The problem
An exact copy of all the data is required, with pictures left out.

start Dataset records

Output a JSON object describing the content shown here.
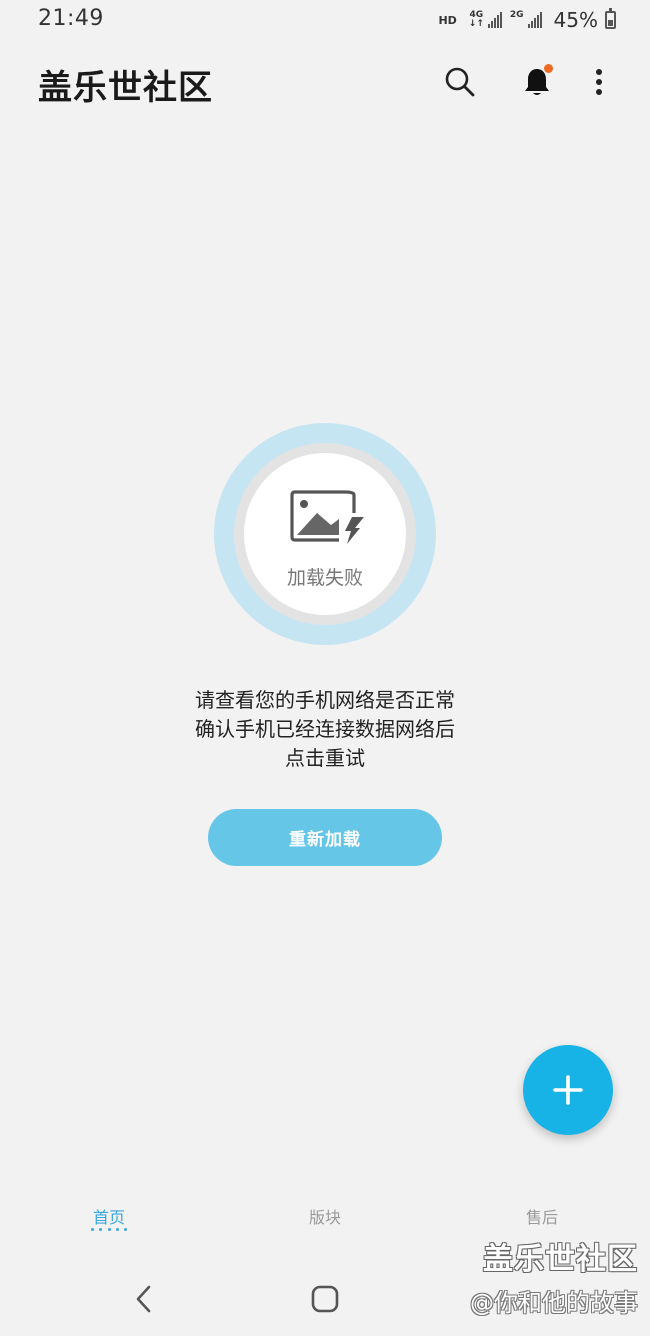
{
  "status_bar": {
    "time": "21:49",
    "hd": "HD",
    "network1": "4G",
    "network2": "2G",
    "battery": "45%",
    "battery_level": 0.45
  },
  "app_bar": {
    "title": "盖乐世社区",
    "icons": [
      "search-icon",
      "bell-icon",
      "more-vert-icon"
    ],
    "notification_dot_color": "#ee6a20"
  },
  "error_state": {
    "badge_label": "加载失败",
    "message_lines": [
      "请查看您的手机网络是否正常",
      "确认手机已经连接数据网络后",
      "点击重试"
    ],
    "reload_label": "重新加载",
    "ring_color": "#c6e5f3",
    "button_color": "#66c6e8"
  },
  "fab": {
    "icon": "plus-icon",
    "color": "#18b3e6"
  },
  "bottom_nav": {
    "items": [
      {
        "label": "首页",
        "active": true
      },
      {
        "label": "版块",
        "active": false
      },
      {
        "label": "售后",
        "active": false
      }
    ],
    "active_color": "#3aa7dd"
  },
  "watermark": {
    "title": "盖乐世社区",
    "credit": "@你和他的故事"
  },
  "system_nav": {
    "icons": [
      "back-icon",
      "home-icon"
    ]
  }
}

end Dataset records

Final result
Output a JSON object describing the content shown here.
{
  "status_bar": {
    "time": "21:49",
    "hd": "HD",
    "network1": "4G",
    "network2": "2G",
    "battery": "45%",
    "battery_level": 0.45
  },
  "app_bar": {
    "title": "盖乐世社区",
    "icons": [
      "search-icon",
      "bell-icon",
      "more-vert-icon"
    ],
    "notification_dot_color": "#ee6a20"
  },
  "error_state": {
    "badge_label": "加载失败",
    "message_lines": [
      "请查看您的手机网络是否正常",
      "确认手机已经连接数据网络后",
      "点击重试"
    ],
    "reload_label": "重新加载",
    "ring_color": "#c6e5f3",
    "button_color": "#66c6e8"
  },
  "fab": {
    "icon": "plus-icon",
    "color": "#18b3e6"
  },
  "bottom_nav": {
    "items": [
      {
        "label": "首页",
        "active": true
      },
      {
        "label": "版块",
        "active": false
      },
      {
        "label": "售后",
        "active": false
      }
    ],
    "active_color": "#3aa7dd"
  },
  "watermark": {
    "title": "盖乐世社区",
    "credit": "@你和他的故事"
  },
  "system_nav": {
    "icons": [
      "back-icon",
      "home-icon"
    ]
  }
}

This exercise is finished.